SOURCE EXTRACT below:

Boundaries are vital in human systems and they are so ubiquitous that we often don’t even notice them. Tavistock group relations processes work with a couple of key boundaries: time, place and task. I am observing in my interactions with clients, and also in my own life the impact of the pandemic on time and space boundaries. Most of us need to navigate the complexity of human interaction in purely virtual spaces now.

This falling away of physical boundaries has also led to the erosion of time boundaries. One day flows into the next. We have lost the routines and rhythms that enabled us to switch identity and role, we don’t even have the physical change of walking between meeting rooms or commuting to work. People burn out from working spending long hours in back to back Zoom calls. Those who manage to navigate this best seem to be emphasising the Task boundary. Some might call this purpose, why we do what we do. This situation is not sustainable, and systems are often not set up in ways where individuals feel safe to assert their own authority to re-establish boundaries.

Eliat emphasized that a crucial role of leadership in these COVID times is to establish firm, healthy boundaries with humility and even tenderness, and in ways that acknowledge our interdependence on others.

End of SOURCE EXTRACT.

Please copy the passage about boundaries during the pandemic, starting with the words "This falling away" and ending after "interdependence on others.", and put "compassion" in place of "tenderness". The rows that follow have no connection to the passage about boundaries.

GIVEN RECORDS below:

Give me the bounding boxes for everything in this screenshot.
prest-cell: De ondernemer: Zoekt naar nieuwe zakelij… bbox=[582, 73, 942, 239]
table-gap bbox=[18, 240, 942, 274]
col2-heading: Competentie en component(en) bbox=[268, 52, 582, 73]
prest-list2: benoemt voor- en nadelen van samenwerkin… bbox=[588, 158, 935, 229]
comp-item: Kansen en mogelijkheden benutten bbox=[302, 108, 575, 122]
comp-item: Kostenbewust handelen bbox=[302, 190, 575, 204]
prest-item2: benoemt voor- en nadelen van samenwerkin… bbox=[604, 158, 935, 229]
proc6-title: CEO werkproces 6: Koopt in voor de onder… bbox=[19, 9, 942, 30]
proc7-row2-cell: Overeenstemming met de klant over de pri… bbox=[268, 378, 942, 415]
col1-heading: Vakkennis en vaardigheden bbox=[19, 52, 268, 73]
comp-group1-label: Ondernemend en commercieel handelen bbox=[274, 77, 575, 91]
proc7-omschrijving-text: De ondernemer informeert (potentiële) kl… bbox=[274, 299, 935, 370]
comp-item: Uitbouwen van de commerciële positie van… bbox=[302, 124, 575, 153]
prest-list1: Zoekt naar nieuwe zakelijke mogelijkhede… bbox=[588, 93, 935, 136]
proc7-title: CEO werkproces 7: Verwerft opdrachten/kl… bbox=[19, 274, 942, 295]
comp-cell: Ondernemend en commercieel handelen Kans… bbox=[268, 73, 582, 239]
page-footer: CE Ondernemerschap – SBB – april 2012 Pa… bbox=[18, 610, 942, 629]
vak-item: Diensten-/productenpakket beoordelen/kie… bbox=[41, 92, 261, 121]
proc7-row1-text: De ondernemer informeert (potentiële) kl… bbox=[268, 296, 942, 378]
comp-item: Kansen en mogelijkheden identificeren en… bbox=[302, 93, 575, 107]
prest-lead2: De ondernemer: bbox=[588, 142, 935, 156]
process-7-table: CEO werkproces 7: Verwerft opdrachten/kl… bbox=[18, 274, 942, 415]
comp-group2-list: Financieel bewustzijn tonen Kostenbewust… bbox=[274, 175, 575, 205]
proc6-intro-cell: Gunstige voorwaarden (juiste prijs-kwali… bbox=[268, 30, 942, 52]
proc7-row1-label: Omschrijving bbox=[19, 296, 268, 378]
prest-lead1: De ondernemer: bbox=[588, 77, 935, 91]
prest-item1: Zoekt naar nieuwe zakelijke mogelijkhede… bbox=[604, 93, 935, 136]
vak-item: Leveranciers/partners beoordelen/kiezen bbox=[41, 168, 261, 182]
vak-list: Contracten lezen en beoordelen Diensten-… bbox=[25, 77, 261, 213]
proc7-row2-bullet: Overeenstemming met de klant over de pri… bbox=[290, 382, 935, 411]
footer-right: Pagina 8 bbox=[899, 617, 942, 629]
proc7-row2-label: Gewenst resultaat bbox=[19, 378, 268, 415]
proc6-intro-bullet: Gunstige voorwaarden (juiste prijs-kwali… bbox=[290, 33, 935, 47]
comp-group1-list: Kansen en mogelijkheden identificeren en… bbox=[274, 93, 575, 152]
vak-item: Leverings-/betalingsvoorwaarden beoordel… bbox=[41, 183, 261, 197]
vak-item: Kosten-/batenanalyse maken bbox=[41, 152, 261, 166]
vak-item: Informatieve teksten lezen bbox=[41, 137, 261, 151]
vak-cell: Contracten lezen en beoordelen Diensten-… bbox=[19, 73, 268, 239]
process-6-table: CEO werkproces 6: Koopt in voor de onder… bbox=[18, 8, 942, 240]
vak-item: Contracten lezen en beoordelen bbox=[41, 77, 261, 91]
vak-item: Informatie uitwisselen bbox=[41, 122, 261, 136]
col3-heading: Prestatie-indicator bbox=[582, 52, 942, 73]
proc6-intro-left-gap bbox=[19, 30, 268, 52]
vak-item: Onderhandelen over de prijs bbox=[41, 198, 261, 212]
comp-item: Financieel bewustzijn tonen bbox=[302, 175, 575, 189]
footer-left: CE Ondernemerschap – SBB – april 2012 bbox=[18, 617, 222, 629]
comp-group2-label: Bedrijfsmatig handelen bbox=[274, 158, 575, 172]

End of GIVEN RECORDS.

*SOLUTION TO THIS TASK*
This falling away of physical boundaries has also led to the erosion of time boundaries. One day flows into the next. We have lost the routines and rhythms that enabled us to switch identity and role, we don’t even have the physical change of walking between meeting rooms or commuting to work. People burn out from working spending long hours in back to back Zoom calls. Those who manage to navigate this best seem to be emphasising the Task boundary. Some might call this purpose, why we do what we do. This situation is not sustainable, and systems are often not set up in ways where individuals feel safe to assert their own authority to re-establish boundaries.

Eliat emphasized that a crucial role of leadership in these COVID times is to establish firm, healthy boundaries with humility and even compassion, and in ways that acknowledge our interdependence on others.